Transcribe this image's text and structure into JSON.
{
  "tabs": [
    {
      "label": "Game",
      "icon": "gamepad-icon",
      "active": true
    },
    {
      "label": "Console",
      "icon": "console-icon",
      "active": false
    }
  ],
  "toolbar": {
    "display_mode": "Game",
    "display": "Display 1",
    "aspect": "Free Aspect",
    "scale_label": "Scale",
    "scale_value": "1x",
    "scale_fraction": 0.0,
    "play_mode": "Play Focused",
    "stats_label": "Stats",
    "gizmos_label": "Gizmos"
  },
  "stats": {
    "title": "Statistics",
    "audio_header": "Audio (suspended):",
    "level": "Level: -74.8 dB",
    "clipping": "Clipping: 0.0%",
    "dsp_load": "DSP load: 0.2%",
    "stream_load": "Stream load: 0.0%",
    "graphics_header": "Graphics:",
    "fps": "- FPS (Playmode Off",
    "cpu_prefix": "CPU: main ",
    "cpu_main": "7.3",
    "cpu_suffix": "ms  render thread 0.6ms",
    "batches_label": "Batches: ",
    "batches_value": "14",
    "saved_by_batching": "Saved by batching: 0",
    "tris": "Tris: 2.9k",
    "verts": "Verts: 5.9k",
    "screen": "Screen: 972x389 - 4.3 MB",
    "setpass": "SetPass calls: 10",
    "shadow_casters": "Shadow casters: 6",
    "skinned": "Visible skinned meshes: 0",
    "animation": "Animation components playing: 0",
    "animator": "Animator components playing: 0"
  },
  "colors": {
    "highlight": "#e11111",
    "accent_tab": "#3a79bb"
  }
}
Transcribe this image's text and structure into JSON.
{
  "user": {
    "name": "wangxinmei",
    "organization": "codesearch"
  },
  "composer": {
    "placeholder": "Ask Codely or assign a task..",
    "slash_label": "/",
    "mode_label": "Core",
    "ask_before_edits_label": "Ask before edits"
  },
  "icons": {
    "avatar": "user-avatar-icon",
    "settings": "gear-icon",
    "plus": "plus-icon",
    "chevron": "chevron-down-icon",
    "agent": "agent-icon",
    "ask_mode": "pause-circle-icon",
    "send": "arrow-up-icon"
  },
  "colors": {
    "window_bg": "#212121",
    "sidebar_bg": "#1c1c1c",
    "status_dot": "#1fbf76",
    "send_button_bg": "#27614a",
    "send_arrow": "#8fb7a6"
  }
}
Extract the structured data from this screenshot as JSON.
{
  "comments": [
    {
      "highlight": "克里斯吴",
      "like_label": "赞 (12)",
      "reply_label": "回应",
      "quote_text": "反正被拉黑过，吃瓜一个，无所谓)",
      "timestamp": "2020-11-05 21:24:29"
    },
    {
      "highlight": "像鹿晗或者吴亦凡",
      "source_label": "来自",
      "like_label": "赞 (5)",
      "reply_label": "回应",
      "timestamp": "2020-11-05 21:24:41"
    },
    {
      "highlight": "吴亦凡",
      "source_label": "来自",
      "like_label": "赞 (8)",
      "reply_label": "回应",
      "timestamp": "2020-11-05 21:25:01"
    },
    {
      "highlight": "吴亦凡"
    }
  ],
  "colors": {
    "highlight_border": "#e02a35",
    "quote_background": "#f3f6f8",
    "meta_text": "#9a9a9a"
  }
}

• • • • •

◆ **TASK DIRECTIONS**: Each line from the one with "Extract the structured" through the last line of the records must be written out word for word. Include nothing else.

◆ **SOLUTION TO THIS TASK**:
Extract the structured data from this screenshot as JSON.
{
  "comments": [
    {
      "highlight": "克里斯吴",
      "like_label": "赞 (12)",
      "reply_label": "回应",
      "quote_text": "反正被拉黑过，吃瓜一个，无所谓)",
      "timestamp": "2020-11-05 21:24:29"
    },
    {
      "highlight": "像鹿晗或者吴亦凡",
      "source_label": "来自",
      "like_label": "赞 (5)",
      "reply_label": "回应",
      "timestamp": "2020-11-05 21:24:41"
    },
    {
      "highlight": "吴亦凡",
      "source_label": "来自",
      "like_label": "赞 (8)",
      "reply_label": "回应",
      "timestamp": "2020-11-05 21:25:01"
    },
    {
      "highlight": "吴亦凡"
    }
  ],
  "colors": {
    "highlight_border": "#e02a35",
    "quote_background": "#f3f6f8",
    "meta_text": "#9a9a9a"
  }
}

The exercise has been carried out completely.